> _Given request_
Pick every line with "Subdivision" from the material below.

Stored data entries
□ □ □ □ □

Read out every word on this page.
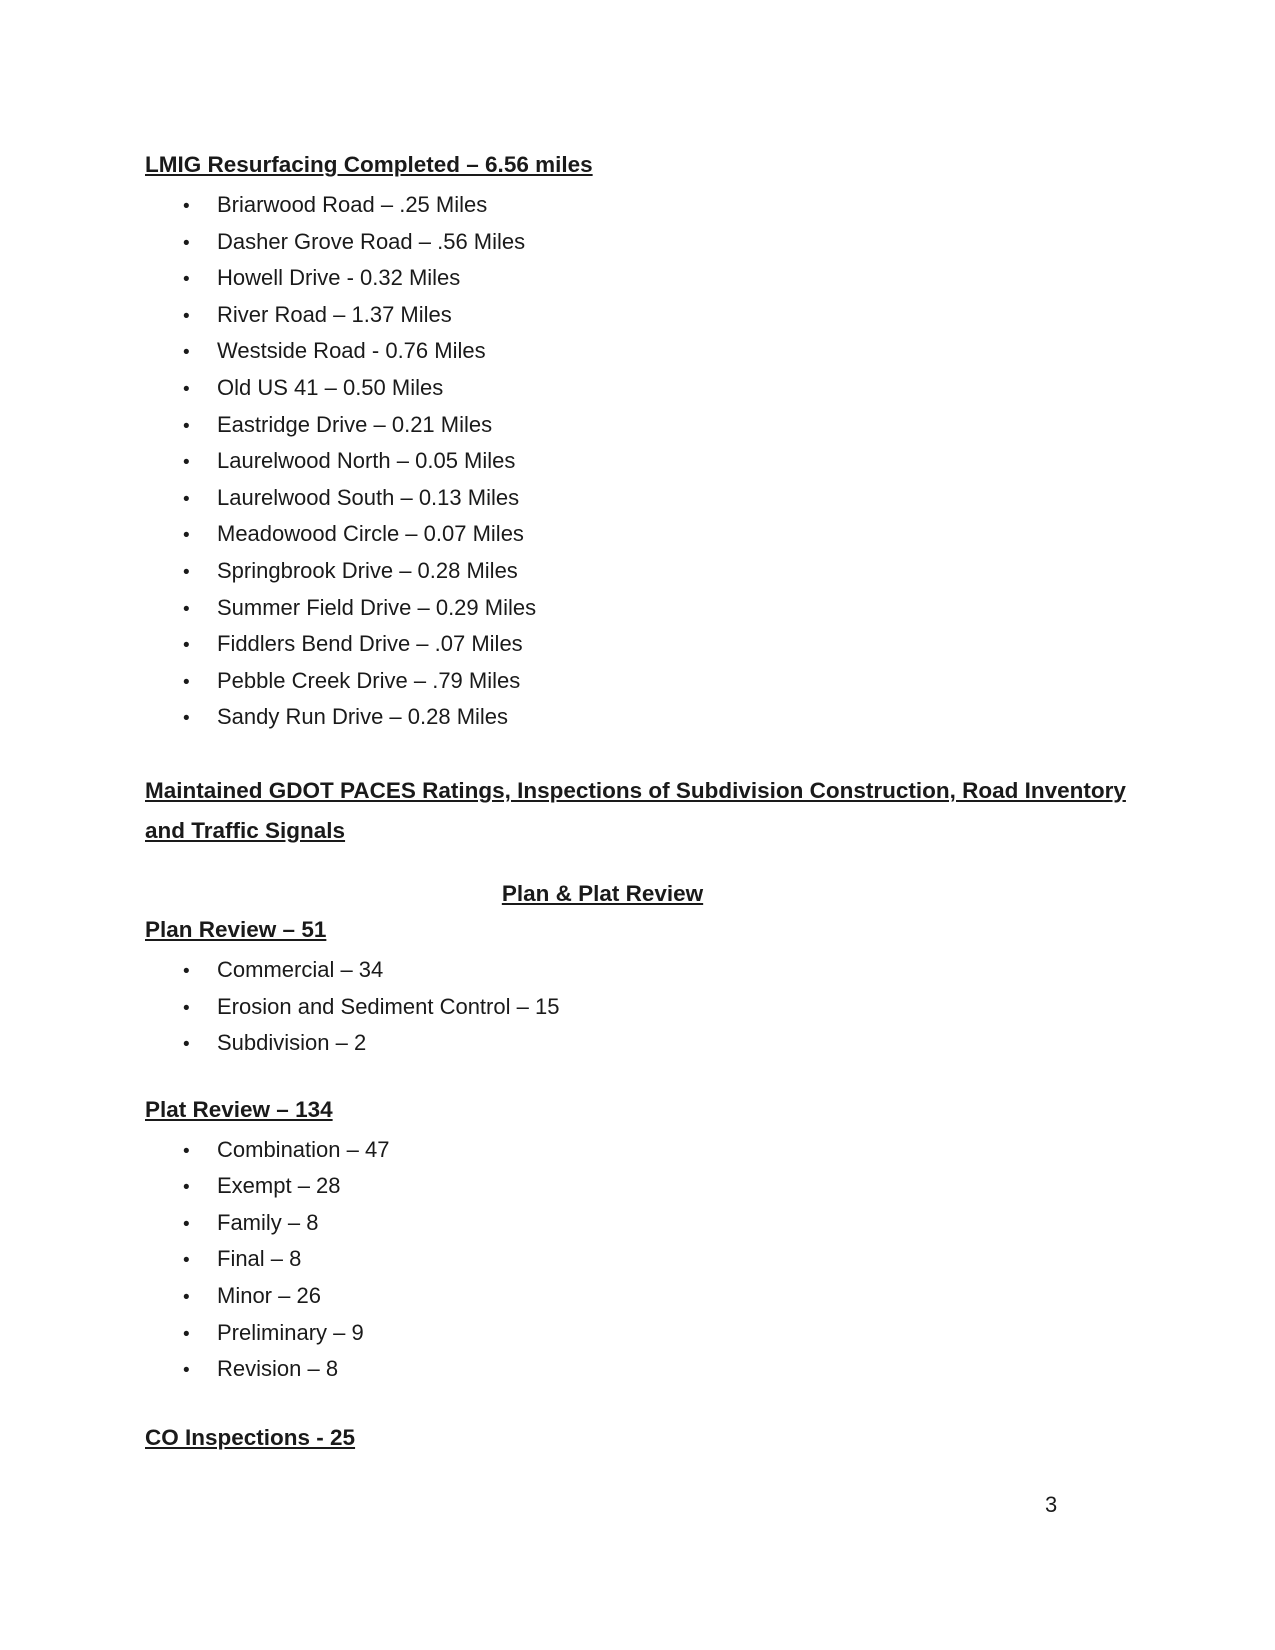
LMIG Resurfacing Completed – 6.56 miles
• Briarwood Road – .25 Miles
• Dasher Grove Road – .56 Miles
• Howell Drive - 0.32 Miles
• River Road – 1.37 Miles
• Westside Road - 0.76 Miles
• Old US 41 – 0.50 Miles
• Eastridge Drive – 0.21 Miles
• Laurelwood North – 0.05 Miles
• Laurelwood South – 0.13 Miles
• Meadowood Circle – 0.07 Miles
• Springbrook Drive – 0.28 Miles
• Summer Field Drive – 0.29 Miles
• Fiddlers Bend Drive – .07 Miles
• Pebble Creek Drive – .79 Miles
• Sandy Run Drive – 0.28 Miles
Maintained GDOT PACES Ratings, Inspections of Subdivision Construction, Road Inventory
and Traffic Signals
Plan & Plat Review
Plan Review – 51
• Commercial – 34
• Erosion and Sediment Control – 15
• Subdivision – 2
Plat Review – 134
• Combination – 47
• Exempt – 28
• Family – 8
• Final – 8
• Minor – 26
• Preliminary – 9
• Revision – 8
CO Inspections - 25
3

□ □ □ □ □

> _Written answer_
Maintained GDOT PACES Ratings, Inspections of Subdivision Construction, Road Inventory
• Subdivision – 2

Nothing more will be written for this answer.